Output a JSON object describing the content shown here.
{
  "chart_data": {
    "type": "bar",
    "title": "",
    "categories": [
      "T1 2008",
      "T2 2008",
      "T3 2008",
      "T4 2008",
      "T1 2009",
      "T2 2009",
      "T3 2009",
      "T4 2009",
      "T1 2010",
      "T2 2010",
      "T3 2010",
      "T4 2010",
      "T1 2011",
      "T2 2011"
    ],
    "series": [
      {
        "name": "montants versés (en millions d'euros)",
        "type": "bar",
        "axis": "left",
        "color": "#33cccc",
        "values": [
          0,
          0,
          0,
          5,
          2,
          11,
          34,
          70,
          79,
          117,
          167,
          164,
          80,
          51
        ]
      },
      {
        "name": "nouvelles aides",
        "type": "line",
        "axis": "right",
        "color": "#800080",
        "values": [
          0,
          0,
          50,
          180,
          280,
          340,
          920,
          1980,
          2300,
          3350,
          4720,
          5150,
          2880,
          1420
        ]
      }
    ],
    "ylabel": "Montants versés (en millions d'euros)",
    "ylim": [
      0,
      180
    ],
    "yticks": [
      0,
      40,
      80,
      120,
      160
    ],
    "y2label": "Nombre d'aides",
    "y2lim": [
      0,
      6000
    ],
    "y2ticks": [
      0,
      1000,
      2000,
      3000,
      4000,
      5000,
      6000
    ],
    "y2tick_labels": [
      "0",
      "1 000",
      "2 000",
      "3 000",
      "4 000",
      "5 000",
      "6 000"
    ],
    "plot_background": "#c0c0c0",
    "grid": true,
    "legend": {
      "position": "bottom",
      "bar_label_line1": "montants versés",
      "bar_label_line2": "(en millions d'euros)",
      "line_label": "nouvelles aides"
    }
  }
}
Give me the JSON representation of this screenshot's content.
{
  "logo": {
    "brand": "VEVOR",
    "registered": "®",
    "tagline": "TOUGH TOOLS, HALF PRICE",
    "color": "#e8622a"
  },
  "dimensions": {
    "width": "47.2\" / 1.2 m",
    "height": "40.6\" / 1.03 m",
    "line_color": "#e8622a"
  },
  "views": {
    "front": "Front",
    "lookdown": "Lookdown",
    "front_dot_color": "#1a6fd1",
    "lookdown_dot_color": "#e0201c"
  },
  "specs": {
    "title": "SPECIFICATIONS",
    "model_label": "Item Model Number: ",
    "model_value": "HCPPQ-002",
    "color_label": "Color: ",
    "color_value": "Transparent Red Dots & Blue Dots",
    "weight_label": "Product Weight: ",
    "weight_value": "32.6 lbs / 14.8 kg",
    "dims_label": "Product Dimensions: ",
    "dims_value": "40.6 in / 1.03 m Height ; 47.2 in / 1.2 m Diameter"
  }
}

==

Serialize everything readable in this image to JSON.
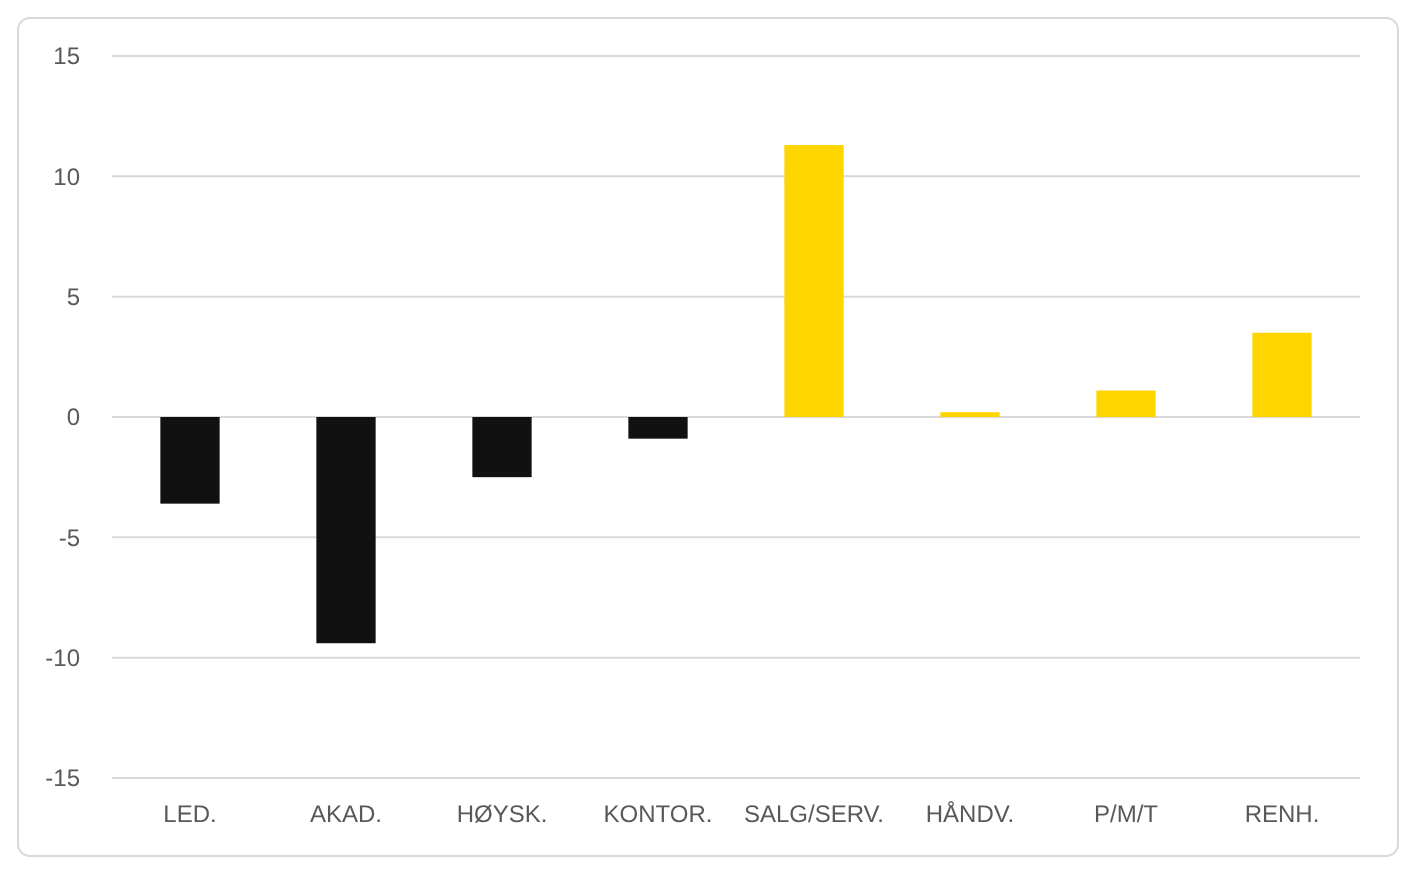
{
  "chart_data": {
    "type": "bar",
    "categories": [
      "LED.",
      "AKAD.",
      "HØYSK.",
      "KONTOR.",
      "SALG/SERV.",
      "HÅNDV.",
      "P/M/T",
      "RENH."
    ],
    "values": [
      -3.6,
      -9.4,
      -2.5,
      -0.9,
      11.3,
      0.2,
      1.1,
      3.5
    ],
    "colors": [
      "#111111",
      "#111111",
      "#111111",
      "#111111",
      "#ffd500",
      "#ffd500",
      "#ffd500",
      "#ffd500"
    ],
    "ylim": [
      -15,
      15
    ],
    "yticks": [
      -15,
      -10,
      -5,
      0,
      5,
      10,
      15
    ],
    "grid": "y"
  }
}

Exercise:
Search the entries for the word "content" and gather every line where it appears.

Answer to this exercise:
Output a JSON object describing the content shown here.
Give me the JSON representation of this screenshot's content.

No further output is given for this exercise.